[Problem statement]
Identify each line below containing the string "Thickness" and copy it.
Start of Dataset extract
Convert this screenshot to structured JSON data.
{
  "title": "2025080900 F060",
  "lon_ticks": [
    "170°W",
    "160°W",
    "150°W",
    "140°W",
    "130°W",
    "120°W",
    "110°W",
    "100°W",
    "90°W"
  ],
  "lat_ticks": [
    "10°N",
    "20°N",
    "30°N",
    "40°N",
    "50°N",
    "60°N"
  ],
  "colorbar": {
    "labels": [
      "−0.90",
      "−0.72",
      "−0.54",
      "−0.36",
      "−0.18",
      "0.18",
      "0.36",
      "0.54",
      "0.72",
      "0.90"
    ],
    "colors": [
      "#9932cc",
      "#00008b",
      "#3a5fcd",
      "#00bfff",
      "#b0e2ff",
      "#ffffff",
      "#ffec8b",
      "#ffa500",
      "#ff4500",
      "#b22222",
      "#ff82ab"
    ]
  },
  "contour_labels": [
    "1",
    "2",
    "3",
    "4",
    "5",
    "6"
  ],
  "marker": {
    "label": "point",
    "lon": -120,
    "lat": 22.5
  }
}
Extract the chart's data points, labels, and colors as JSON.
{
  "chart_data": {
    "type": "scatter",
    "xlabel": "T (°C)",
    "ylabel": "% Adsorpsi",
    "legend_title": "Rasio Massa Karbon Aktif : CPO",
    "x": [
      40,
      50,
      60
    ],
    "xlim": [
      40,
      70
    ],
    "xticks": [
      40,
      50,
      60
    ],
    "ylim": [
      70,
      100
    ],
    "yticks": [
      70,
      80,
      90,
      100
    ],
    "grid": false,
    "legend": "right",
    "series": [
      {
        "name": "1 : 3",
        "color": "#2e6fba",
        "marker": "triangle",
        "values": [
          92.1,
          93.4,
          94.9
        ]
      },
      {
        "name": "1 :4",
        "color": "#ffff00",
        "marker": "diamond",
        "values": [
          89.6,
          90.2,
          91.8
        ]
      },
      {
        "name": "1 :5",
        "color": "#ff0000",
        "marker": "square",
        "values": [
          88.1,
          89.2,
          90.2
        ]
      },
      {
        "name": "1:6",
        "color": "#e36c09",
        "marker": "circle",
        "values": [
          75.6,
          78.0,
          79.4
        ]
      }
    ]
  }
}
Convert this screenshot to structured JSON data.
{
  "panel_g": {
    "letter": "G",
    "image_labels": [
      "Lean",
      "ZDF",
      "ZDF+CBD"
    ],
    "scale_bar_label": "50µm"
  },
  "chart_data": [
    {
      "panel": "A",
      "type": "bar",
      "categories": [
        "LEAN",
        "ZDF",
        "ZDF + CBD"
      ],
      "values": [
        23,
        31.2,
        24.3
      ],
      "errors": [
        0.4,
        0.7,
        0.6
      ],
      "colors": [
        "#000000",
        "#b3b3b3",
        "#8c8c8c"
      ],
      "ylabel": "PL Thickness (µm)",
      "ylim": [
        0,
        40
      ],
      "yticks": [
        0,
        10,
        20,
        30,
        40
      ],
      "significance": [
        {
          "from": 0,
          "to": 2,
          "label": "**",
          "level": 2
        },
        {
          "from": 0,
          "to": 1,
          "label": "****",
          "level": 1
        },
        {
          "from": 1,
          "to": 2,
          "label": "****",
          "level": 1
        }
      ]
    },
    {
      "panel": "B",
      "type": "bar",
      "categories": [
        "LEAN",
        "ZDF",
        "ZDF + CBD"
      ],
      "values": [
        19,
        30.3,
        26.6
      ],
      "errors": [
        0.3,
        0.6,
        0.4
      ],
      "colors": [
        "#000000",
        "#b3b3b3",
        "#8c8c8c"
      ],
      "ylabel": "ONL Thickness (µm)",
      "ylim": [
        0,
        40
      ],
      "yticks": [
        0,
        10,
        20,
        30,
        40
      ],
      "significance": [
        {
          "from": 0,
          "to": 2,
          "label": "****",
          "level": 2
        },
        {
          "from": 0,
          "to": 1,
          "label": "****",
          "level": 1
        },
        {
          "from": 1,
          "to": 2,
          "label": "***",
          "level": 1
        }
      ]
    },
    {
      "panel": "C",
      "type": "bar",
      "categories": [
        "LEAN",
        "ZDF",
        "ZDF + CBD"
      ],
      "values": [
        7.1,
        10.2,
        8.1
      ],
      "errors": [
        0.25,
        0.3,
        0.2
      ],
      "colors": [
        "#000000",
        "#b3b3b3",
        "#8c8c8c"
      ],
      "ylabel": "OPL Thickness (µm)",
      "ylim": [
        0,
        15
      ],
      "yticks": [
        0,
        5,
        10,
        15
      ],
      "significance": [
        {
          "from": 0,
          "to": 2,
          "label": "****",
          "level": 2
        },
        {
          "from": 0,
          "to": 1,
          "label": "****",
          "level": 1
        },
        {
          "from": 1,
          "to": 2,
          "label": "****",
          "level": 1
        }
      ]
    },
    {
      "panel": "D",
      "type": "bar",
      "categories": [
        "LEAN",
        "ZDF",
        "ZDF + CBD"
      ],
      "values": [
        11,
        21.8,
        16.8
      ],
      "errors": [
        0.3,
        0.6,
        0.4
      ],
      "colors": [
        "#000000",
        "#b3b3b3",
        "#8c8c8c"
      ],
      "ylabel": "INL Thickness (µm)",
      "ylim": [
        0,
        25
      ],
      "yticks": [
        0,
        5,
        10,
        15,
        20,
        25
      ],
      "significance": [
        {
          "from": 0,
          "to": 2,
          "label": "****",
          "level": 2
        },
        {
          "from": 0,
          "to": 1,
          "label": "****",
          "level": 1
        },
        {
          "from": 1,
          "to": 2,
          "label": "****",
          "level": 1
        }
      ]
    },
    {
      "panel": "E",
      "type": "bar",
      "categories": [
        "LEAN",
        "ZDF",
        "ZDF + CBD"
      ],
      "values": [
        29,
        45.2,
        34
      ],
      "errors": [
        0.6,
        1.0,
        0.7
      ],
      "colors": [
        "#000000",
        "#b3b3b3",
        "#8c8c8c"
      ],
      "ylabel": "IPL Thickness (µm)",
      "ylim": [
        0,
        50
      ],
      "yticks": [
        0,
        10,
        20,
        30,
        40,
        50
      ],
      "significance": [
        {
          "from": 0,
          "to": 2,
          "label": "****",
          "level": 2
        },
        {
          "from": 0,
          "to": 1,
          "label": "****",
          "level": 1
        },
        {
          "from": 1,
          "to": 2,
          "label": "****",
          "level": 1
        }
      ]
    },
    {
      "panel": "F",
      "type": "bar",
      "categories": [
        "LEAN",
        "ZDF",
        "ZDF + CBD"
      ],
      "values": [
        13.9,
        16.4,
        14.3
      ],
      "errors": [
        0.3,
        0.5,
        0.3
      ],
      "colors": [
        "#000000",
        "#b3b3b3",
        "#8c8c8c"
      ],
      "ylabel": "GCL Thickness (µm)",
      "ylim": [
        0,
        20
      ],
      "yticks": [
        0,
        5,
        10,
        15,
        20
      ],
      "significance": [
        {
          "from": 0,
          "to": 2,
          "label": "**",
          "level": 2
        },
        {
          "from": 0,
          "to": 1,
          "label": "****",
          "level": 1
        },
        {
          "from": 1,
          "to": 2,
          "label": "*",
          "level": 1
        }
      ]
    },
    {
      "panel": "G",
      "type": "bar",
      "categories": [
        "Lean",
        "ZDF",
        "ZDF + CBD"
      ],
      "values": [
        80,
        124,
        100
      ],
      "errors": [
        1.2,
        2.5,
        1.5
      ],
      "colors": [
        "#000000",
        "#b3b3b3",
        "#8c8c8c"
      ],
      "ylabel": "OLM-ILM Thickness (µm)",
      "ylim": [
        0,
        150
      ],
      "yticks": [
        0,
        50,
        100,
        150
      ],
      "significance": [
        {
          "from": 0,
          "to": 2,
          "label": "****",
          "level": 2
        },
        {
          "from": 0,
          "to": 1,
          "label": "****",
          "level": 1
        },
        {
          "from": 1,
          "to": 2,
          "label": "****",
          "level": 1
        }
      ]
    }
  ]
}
End of Dataset extract
[The result]
      "ylabel": "PL Thickness (µm)",
      "ylabel": "ONL Thickness (µm)",
      "ylabel": "OPL Thickness (µm)",
      "ylabel": "INL Thickness (µm)",
      "ylabel": "IPL Thickness (µm)",
      "ylabel": "GCL Thickness (µm)",
      "ylabel": "OLM-ILM Thickness (µm)",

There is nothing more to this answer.